▸ SUPPLIED ENTRIES
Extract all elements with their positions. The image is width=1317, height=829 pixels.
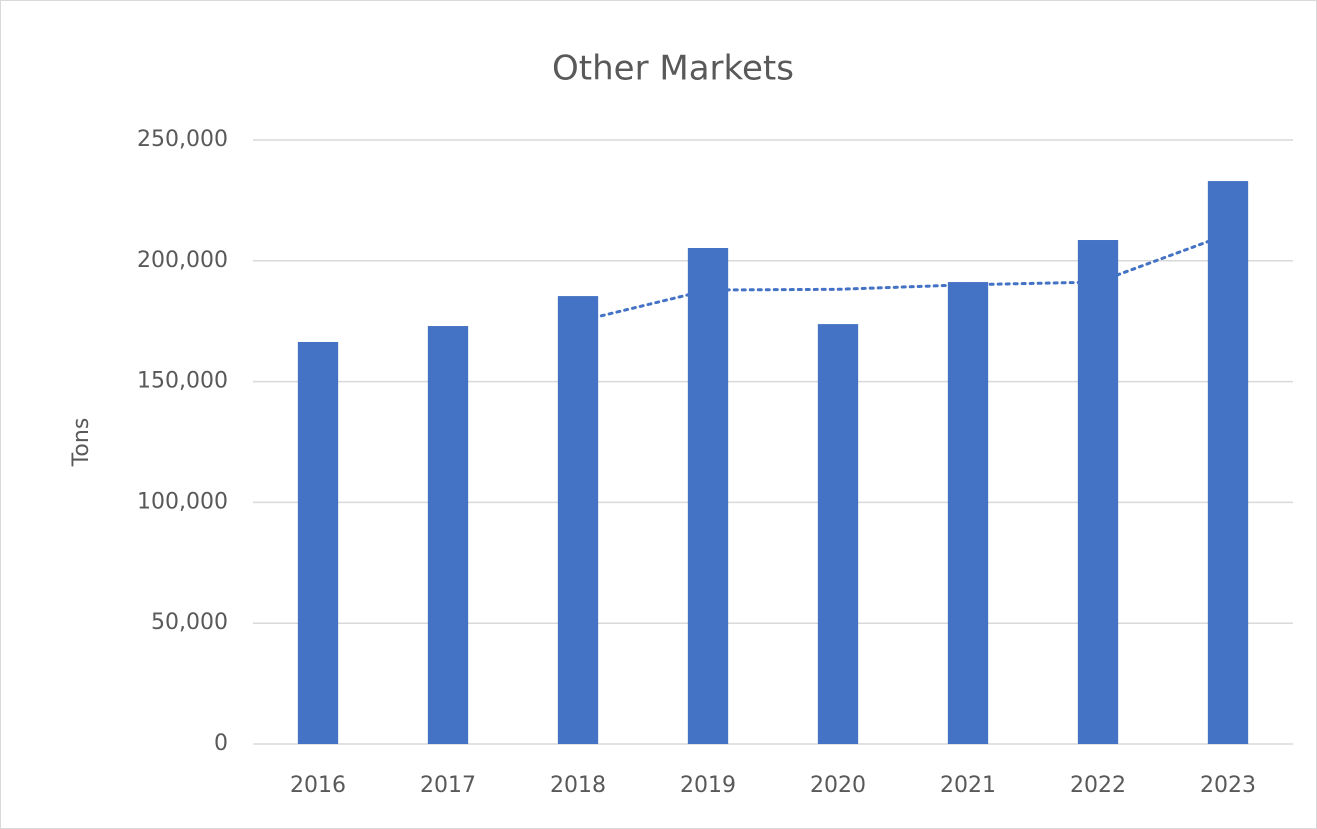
bar (687, 247, 729, 745)
x-tick-label: 2019 (680, 773, 736, 798)
y-tick-label: 250,000 (137, 127, 228, 152)
bar (947, 282, 989, 744)
bar (817, 324, 859, 744)
x-tick-label: 2016 (290, 773, 346, 798)
bar (297, 341, 339, 744)
bar (1077, 240, 1119, 744)
y-tick-label: 150,000 (137, 369, 228, 394)
x-tick-label: 2020 (810, 773, 866, 798)
bar (1207, 181, 1249, 744)
bar (557, 296, 599, 744)
bar (427, 326, 469, 744)
y-tick-label: 200,000 (137, 248, 228, 273)
x-tick-label: 2022 (1070, 773, 1126, 798)
x-tick-label: 2017 (420, 773, 476, 798)
chart-title: Other Markets (552, 49, 794, 89)
x-tick-label: 2021 (940, 773, 996, 798)
y-tick-label: 0 (214, 731, 228, 756)
y-tick-label: 100,000 (137, 489, 228, 514)
y-axis-label: Tons (69, 418, 94, 468)
y-tick-label: 50,000 (151, 610, 228, 635)
trendline (576, 232, 1230, 323)
x-tick-label: 2023 (1200, 773, 1256, 798)
x-tick-label: 2018 (550, 773, 606, 798)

▸ AIM OF THE EXERCISE
Format every line of the rows above as a Markdown table with the columns "No." and "Line text", numbering each line in order. Skip blank lines and leave the pictures out.

▸ EXERCISE ANSWER
| No. | Line text |
|---|---|
| 1 | Extract all elements with their positions. The image is width=1317, height=829 pixels. |
| 2 | bar (687, 247, 729, 745) |
| 3 | x-tick-label: 2019 (680, 773, 736, 798) |
| 4 | y-tick-label: 250,000 (137, 127, 228, 152) |
| 5 | bar (947, 282, 989, 744) |
| 6 | bar (817, 324, 859, 744) |
| 7 | x-tick-label: 2016 (290, 773, 346, 798) |
| 8 | bar (297, 341, 339, 744) |
| 9 | bar (1077, 240, 1119, 744) |
| 10 | y-tick-label: 150,000 (137, 369, 228, 394) |
| 11 | x-tick-label: 2020 (810, 773, 866, 798) |
| 12 | bar (1207, 181, 1249, 744) |
| 13 | bar (557, 296, 599, 744) |
| 14 | bar (427, 326, 469, 744) |
| 15 | y-tick-label: 200,000 (137, 248, 228, 273) |
| 16 | x-tick-label: 2022 (1070, 773, 1126, 798) |
| 17 | x-tick-label: 2017 (420, 773, 476, 798) |
| 18 | chart-title: Other Markets (552, 49, 794, 89) |
| 19 | x-tick-label: 2021 (940, 773, 996, 798) |
| 20 | y-tick-label: 0 (214, 731, 228, 756) |
| 21 | y-tick-label: 100,000 (137, 489, 228, 514) |
| 22 | y-axis-label: Tons (69, 418, 94, 468) |
| 23 | y-tick-label: 50,000 (151, 610, 228, 635) |
| 24 | trendline (576, 232, 1230, 323) |
| 25 | x-tick-label: 2023 (1200, 773, 1256, 798) |
| 26 | x-tick-label: 2018 (550, 773, 606, 798) |